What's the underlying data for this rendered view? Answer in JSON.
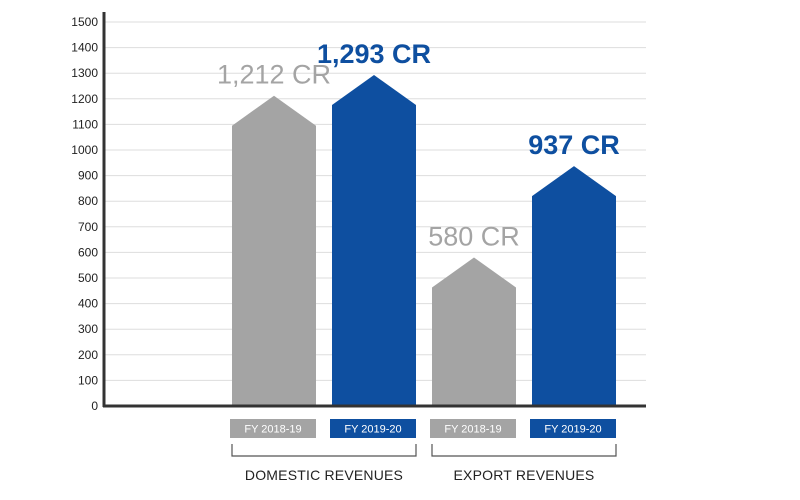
{
  "colors": {
    "fy2018_19": "#a4a4a4",
    "fy2019_20": "#0e4fa0",
    "grid": "#dddddd",
    "axis": "#333333",
    "bracket": "#555555"
  },
  "chart_data": {
    "type": "bar",
    "shape": "arrow-topped bars",
    "title": "",
    "xlabel": "",
    "ylabel": "",
    "ylim": [
      0,
      1500
    ],
    "yticks": [
      0,
      100,
      200,
      300,
      400,
      500,
      600,
      700,
      800,
      900,
      1000,
      1100,
      1200,
      1300,
      1400,
      1500
    ],
    "grid": true,
    "groups": [
      "DOMESTIC REVENUES",
      "EXPORT REVENUES"
    ],
    "series": [
      {
        "name": "FY 2018-19",
        "values": [
          1212,
          580
        ],
        "data_labels": [
          "1,212 CR",
          "580 CR"
        ]
      },
      {
        "name": "FY 2019-20",
        "values": [
          1293,
          937
        ],
        "data_labels": [
          "1,293 CR",
          "937 CR"
        ]
      }
    ]
  }
}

WHAT IS BEING ASKED - Respond with nothing but the number of lines in the entries that contain the string "REVENUES".

OUTPUT FOR THIS EXERCISE - 2